**PROMPT**: Once the pictures are set aside, transcribe the remaining data exactly.

**STORED RECORDS**:
★ ★ ★ ★
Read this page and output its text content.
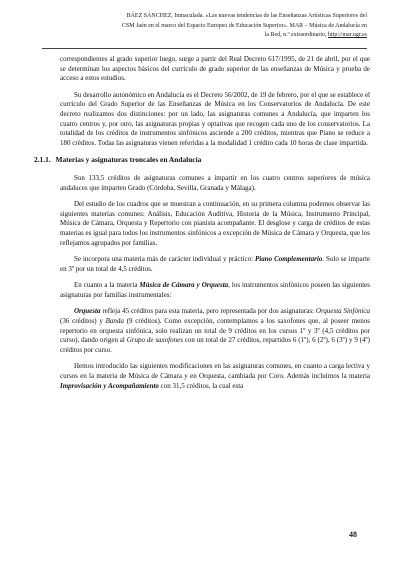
BÁEZ SÁNCHEZ, Inmaculada. «Las nuevas tendencias de las Enseñanzas Artísticas Superiores del
CSM Jaén en el marco del Espacio Europeo de Educación Superior». MAR – Música de Andalucía en
la Red, n.º extraordinario, http://mar.ugr.es

correspondientes al grado superior luego, surge a partir del Real Decreto 617/1995, de 21 de abril, por el que se determinan los aspectos básicos del currículo de grado superior de las enseñanzas de Música y prueba de acceso a estos estudios.

Su desarrollo autonómico en Andalucía es el Decreto 56/2002, de 19 de febrero, por el que se establece el currículo del Grado Superior de las Enseñanzas de Música en los Conservatorios de Andalucía. De este decreto realizamos dos distinciones: por un lado, las asignaturas comunes a Andalucía, que imparten los cuatro centros y, por otro, las asignaturas propias y optativas que recogen cada uno de los conservatorios. La totalidad de los créditos de instrumentos sinfónicos asciende a 200 créditos, mientras que Piano se reduce a 180 créditos. Todas las asignaturas vienen referidas a la modalidad 1 crédito cada 10 horas de clase impartida.

2.1.1. Materias y asignaturas troncales en Andalucía

Son 133,5 créditos de asignaturas comunes a impartir en los cuatro centros superiores de música andaluces que imparten Grado (Córdoba, Sevilla, Granada y Málaga).

Del estudio de los cuadros que se muestran a continuación, en su primera columna podemos observar las siguientes materias comunes: Análisis, Educación Auditiva, Historia de la Música, Instrumento Principal, Música de Cámara, Orquesta y Repertorio con pianista acompañante. El desglose y carga de créditos de estas materias es igual para todos los instrumentos sinfónicos a excepción de Música de Cámara y Orquesta, que los reflejamos agrupados por familias.

Se incorpora una materia más de carácter individual y práctico: Piano Complementario. Solo se imparte en 3º por un total de 4,5 créditos.

En cuanto a la materia Música de Cámara y Orquesta, los instrumentos sinfónicos poseen las siguientes asignaturas por familias instrumentales:

Orquesta refleja 45 créditos para esta materia, pero representada por dos asignaturas: Orquesta Sinfónica (36 créditos) y Banda (9 créditos). Como excepción, contemplamos a los saxofones que, al poseer menos repertorio en orquesta sinfónica, solo realizan un total de 9 créditos en los cursos 1º y 3º (4,5 créditos por curso), dando origen al Grupo de saxofones con un total de 27 créditos, repartidos 6 (1º), 6 (2º), 6 (3º) y 9 (4º) créditos por curso.

Hemos introducido las siguientes modificaciones en las asignaturas comunes, en cuanto a carga lectiva y cursos en la materia de Música de Cámara y en Orquesta, cambiada por Coro. Además incluimos la materia Improvisación y Acompañamiento con 31,5 créditos, la cual esta

48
★ ★ ★ ★
**PROBLEM SOLUTION**:
Read this page and output its text content.
BÁEZ SÁNCHEZ, Inmaculada. «Las nuevas tendencias de las Enseñanzas Artísticas Superiores del
CSM Jaén en el marco del Espacio Europeo de Educación Superior». MAR – Música de Andalucía en
la Red, n.º extraordinario, http://mar.ugr.es

correspondientes al grado superior luego, surge a partir del Real Decreto 617/1995, de 21 de abril, por el que se determinan los aspectos básicos del currículo de grado superior de las enseñanzas de Música y prueba de acceso a estos estudios.

Su desarrollo autonómico en Andalucía es el Decreto 56/2002, de 19 de febrero, por el que se establece el currículo del Grado Superior de las Enseñanzas de Música en los Conservatorios de Andalucía. De este decreto realizamos dos distinciones: por un lado, las asignaturas comunes a Andalucía, que imparten los cuatro centros y, por otro, las asignaturas propias y optativas que recogen cada uno de los conservatorios. La totalidad de los créditos de instrumentos sinfónicos asciende a 200 créditos, mientras que Piano se reduce a 180 créditos. Todas las asignaturas vienen referidas a la modalidad 1 crédito cada 10 horas de clase impartida.

2.1.1. Materias y asignaturas troncales en Andalucía

Son 133,5 créditos de asignaturas comunes a impartir en los cuatro centros superiores de música andaluces que imparten Grado (Córdoba, Sevilla, Granada y Málaga).

Del estudio de los cuadros que se muestran a continuación, en su primera columna podemos observar las siguientes materias comunes: Análisis, Educación Auditiva, Historia de la Música, Instrumento Principal, Música de Cámara, Orquesta y Repertorio con pianista acompañante. El desglose y carga de créditos de estas materias es igual para todos los instrumentos sinfónicos a excepción de Música de Cámara y Orquesta, que los reflejamos agrupados por familias.

Se incorpora una materia más de carácter individual y práctico: Piano Complementario. Solo se imparte en 3º por un total de 4,5 créditos.

En cuanto a la materia Música de Cámara y Orquesta, los instrumentos sinfónicos poseen las siguientes asignaturas por familias instrumentales:

Orquesta refleja 45 créditos para esta materia, pero representada por dos asignaturas: Orquesta Sinfónica (36 créditos) y Banda (9 créditos). Como excepción, contemplamos a los saxofones que, al poseer menos repertorio en orquesta sinfónica, solo realizan un total de 9 créditos en los cursos 1º y 3º (4,5 créditos por curso), dando origen al Grupo de saxofones con un total de 27 créditos, repartidos 6 (1º), 6 (2º), 6 (3º) y 9 (4º) créditos por curso.

Hemos introducido las siguientes modificaciones en las asignaturas comunes, en cuanto a carga lectiva y cursos en la materia de Música de Cámara y en Orquesta, cambiada por Coro. Además incluimos la materia Improvisación y Acompañamiento con 31,5 créditos, la cual esta

48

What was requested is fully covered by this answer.